Stored entries:
+-------+

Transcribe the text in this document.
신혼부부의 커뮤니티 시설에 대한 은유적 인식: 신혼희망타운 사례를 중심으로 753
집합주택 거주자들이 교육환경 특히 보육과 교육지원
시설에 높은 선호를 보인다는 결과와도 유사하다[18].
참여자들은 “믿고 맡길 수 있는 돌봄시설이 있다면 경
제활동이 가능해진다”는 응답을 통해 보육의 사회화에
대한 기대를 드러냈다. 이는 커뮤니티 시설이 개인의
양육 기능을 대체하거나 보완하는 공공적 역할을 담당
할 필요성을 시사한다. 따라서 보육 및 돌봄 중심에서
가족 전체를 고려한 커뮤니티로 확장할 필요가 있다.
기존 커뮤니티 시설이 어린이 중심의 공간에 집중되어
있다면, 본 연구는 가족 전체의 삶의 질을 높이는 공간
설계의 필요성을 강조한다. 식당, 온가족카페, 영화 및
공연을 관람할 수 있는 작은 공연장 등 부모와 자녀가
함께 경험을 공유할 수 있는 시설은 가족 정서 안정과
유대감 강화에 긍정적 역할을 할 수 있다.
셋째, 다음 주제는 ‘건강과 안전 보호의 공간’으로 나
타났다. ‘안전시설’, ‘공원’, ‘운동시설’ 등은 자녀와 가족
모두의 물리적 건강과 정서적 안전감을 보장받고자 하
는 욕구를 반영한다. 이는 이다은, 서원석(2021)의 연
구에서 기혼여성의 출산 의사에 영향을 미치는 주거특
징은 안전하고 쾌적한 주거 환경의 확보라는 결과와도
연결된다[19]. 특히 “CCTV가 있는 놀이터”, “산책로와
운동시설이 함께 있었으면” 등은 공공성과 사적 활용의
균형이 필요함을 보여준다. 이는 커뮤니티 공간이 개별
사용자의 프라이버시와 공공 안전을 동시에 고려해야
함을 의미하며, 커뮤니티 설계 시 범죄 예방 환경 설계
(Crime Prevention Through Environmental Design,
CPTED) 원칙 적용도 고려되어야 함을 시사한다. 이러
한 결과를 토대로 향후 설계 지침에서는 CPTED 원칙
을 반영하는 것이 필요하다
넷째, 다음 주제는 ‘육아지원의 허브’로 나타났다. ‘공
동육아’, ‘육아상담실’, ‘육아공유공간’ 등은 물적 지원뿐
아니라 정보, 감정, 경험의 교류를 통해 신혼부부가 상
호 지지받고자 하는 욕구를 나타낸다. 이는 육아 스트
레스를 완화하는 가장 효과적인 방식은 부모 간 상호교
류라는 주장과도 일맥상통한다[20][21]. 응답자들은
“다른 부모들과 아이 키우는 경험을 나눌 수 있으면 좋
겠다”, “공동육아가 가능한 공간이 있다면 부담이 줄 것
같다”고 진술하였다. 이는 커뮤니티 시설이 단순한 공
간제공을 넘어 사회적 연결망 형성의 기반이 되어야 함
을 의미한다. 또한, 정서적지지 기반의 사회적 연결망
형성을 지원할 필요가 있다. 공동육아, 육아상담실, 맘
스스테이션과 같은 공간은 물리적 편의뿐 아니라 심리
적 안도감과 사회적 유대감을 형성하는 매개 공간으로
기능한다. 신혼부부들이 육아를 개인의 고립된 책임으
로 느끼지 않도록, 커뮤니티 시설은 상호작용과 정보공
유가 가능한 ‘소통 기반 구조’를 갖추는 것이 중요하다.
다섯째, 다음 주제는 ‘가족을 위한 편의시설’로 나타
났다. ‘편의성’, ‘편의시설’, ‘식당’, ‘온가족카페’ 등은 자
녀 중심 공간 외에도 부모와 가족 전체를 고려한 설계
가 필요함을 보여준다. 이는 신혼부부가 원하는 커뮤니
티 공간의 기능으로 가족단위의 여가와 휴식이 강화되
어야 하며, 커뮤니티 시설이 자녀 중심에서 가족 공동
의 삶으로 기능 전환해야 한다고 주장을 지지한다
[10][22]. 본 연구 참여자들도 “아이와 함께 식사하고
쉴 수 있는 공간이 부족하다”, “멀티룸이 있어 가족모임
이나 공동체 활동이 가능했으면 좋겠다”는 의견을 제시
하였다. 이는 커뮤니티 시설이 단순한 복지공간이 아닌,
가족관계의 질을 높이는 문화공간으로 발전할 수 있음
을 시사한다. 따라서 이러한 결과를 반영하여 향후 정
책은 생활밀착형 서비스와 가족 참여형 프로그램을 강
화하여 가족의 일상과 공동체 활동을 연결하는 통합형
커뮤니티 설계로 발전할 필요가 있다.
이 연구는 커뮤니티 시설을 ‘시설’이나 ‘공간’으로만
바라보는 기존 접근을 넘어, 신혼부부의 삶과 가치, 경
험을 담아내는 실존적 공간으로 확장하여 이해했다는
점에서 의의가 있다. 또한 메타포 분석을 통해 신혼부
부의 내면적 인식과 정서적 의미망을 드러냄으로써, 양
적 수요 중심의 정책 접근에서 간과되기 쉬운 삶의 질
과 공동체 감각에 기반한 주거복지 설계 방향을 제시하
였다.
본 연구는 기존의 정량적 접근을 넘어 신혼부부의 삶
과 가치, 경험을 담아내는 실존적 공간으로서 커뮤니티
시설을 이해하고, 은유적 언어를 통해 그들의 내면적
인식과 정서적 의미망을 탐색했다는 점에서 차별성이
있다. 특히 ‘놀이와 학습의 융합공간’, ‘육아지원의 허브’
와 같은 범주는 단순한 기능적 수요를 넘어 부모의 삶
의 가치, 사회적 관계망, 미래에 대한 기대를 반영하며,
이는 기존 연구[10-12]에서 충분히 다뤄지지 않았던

+-------+

WRITTEN EXERCISE:
From the material given, work out how many lines hold the string "필요함을"; state that number and nothing further.

RIGHT ANSWER:
2